- _Your task_: Give back all the data exactly, line by line.

- _Extracted entries_:
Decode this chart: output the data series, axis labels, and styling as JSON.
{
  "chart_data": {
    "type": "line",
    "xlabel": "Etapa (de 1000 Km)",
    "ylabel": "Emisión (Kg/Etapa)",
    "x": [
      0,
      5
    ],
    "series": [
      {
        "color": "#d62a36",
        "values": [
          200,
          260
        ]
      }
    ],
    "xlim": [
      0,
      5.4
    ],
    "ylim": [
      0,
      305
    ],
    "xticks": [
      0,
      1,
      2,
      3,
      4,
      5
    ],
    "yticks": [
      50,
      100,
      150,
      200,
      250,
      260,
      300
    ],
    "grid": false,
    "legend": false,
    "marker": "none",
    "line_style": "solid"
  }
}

- _Full answer_:
Decode this chart: output the data series, axis labels, and styling as JSON.
{
  "chart_data": {
    "type": "line",
    "xlabel": "Etapa (de 1000 Km)",
    "ylabel": "Emisión (Kg/Etapa)",
    "x": [
      0,
      5
    ],
    "series": [
      {
        "color": "#d62a36",
        "values": [
          200,
          260
        ]
      }
    ],
    "xlim": [
      0,
      5.4
    ],
    "ylim": [
      0,
      305
    ],
    "xticks": [
      0,
      1,
      2,
      3,
      4,
      5
    ],
    "yticks": [
      50,
      100,
      150,
      200,
      250,
      260,
      300
    ],
    "grid": false,
    "legend": false,
    "marker": "none",
    "line_style": "solid"
  }
}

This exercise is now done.